━━━ The data

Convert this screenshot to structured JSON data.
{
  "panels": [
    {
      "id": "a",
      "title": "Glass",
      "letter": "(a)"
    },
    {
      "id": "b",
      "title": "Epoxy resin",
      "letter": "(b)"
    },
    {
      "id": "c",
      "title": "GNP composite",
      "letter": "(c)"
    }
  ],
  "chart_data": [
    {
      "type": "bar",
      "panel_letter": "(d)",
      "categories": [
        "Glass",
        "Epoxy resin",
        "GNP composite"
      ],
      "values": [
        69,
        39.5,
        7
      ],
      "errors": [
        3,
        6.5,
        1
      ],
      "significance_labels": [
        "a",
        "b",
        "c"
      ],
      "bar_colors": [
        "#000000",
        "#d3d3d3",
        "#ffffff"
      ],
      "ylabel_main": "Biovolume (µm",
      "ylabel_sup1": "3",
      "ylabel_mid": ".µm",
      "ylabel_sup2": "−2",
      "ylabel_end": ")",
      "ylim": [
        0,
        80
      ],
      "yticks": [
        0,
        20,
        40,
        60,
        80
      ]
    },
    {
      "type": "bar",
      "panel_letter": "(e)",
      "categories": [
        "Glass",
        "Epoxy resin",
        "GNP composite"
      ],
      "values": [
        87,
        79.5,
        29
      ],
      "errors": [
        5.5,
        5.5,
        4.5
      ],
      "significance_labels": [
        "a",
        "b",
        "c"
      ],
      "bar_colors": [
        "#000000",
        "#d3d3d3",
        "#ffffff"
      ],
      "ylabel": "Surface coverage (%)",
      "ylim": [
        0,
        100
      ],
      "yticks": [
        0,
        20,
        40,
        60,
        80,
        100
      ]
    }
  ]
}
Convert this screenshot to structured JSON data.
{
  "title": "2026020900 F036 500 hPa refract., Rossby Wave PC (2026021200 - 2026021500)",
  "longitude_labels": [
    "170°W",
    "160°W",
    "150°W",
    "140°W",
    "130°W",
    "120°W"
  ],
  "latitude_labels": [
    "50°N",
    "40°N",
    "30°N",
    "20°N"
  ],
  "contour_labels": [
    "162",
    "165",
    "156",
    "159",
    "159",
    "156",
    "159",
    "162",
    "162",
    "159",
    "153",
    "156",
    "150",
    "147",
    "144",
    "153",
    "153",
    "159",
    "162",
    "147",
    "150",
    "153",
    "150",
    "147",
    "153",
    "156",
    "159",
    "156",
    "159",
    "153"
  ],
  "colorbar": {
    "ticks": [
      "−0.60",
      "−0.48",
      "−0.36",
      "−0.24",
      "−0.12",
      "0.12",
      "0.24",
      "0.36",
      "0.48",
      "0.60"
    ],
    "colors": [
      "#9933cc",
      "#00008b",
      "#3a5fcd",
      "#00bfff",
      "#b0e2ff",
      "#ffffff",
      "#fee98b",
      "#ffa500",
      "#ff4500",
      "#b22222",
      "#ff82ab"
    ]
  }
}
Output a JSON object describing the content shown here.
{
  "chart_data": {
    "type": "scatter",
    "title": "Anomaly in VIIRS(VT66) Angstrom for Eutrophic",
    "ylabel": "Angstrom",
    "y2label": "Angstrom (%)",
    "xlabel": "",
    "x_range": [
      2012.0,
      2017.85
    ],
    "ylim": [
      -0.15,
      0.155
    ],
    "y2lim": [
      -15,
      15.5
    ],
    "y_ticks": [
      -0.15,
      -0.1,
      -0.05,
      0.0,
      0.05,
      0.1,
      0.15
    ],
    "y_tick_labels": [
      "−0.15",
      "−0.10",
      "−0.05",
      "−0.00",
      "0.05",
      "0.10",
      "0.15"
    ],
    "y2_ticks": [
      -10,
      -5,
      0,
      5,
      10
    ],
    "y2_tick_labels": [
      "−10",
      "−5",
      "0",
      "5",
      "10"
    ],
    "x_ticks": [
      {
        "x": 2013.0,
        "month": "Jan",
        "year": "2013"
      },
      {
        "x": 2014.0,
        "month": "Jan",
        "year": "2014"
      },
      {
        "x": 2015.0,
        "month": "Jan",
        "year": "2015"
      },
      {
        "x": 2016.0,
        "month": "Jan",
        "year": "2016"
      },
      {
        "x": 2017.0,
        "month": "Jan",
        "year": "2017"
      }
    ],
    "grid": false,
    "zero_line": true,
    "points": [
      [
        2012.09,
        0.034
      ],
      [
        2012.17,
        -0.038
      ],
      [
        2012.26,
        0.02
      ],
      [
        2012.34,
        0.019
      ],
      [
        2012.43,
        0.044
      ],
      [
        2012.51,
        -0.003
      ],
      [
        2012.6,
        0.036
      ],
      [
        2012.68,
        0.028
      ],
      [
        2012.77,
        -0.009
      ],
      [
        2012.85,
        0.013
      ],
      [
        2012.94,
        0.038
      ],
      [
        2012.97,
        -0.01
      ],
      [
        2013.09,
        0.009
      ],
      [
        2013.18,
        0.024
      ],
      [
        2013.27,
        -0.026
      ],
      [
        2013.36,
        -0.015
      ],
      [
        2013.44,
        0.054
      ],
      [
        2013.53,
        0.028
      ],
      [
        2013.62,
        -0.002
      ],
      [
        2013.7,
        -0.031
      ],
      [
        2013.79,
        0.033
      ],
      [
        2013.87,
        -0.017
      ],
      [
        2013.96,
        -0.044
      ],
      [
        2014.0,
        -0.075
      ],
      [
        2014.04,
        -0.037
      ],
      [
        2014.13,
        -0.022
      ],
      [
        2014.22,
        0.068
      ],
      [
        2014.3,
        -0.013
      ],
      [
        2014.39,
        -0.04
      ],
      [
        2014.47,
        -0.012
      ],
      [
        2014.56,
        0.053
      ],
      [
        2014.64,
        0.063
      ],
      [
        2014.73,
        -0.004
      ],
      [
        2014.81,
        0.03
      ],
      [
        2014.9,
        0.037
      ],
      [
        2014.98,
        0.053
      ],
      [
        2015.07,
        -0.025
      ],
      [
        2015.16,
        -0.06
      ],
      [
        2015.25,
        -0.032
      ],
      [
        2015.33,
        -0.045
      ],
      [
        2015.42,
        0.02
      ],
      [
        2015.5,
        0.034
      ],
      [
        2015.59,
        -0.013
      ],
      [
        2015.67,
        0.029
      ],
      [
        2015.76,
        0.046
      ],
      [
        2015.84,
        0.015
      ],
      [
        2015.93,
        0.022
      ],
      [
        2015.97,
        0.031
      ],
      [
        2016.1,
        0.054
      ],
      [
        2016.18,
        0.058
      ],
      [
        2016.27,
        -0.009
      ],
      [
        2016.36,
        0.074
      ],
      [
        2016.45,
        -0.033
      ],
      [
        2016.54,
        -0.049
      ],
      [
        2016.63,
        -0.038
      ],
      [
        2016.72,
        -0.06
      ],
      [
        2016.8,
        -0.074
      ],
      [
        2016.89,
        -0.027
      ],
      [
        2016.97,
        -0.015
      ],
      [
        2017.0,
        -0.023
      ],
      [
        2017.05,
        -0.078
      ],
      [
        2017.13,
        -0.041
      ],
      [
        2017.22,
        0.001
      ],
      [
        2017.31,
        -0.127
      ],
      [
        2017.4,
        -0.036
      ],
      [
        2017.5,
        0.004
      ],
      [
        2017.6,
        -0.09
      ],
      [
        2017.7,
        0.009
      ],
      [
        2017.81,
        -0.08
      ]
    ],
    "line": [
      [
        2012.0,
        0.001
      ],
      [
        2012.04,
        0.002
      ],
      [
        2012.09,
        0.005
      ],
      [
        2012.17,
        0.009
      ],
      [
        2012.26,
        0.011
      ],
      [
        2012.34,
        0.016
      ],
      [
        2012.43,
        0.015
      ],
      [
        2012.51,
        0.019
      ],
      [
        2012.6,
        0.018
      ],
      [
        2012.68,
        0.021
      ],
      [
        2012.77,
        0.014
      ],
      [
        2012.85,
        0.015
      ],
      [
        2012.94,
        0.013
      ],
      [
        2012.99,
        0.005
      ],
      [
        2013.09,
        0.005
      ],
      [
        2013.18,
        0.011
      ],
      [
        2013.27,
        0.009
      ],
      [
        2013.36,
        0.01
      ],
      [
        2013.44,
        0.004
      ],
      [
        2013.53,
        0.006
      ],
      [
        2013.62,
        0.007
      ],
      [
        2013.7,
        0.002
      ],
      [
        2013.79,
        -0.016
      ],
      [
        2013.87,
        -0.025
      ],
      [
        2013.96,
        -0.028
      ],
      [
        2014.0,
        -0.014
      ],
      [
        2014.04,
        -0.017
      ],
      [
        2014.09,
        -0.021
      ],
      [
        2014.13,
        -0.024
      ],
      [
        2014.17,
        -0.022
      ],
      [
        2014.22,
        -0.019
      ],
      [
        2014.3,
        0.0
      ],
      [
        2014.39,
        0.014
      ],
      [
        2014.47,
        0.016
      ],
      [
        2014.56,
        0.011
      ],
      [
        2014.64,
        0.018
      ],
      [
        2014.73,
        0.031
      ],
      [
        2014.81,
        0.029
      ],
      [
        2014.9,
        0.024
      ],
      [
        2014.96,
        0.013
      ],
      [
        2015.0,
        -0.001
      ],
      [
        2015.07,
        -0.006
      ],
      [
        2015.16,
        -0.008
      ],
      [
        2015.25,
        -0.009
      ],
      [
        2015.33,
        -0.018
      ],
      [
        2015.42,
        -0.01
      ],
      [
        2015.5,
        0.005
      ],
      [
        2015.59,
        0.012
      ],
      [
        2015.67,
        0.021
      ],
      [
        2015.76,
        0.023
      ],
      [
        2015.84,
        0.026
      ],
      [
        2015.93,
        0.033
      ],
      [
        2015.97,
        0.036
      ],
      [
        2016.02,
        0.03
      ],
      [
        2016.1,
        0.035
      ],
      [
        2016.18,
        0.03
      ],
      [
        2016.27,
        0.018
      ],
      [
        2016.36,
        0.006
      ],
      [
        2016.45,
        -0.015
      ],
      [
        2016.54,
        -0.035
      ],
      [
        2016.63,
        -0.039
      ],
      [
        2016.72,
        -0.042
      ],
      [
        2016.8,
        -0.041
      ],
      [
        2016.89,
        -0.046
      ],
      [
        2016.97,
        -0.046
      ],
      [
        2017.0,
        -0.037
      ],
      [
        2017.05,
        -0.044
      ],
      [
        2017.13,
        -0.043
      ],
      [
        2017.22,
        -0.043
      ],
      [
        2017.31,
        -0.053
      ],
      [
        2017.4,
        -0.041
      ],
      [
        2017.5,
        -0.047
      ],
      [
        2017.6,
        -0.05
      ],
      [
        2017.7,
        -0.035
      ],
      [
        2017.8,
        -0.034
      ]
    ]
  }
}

━━━━━━

### Brief
Copy out each line of the listing that holds "title".

### Result below
      "title": "Glass",
      "title": "Epoxy resin",
      "title": "GNP composite",
  "title": "2026020900 F036 500 hPa refract., Rossby Wave PC (2026021200 - 2026021500)",
    "title": "Anomaly in VIIRS(VT66) Angstrom for Eutrophic",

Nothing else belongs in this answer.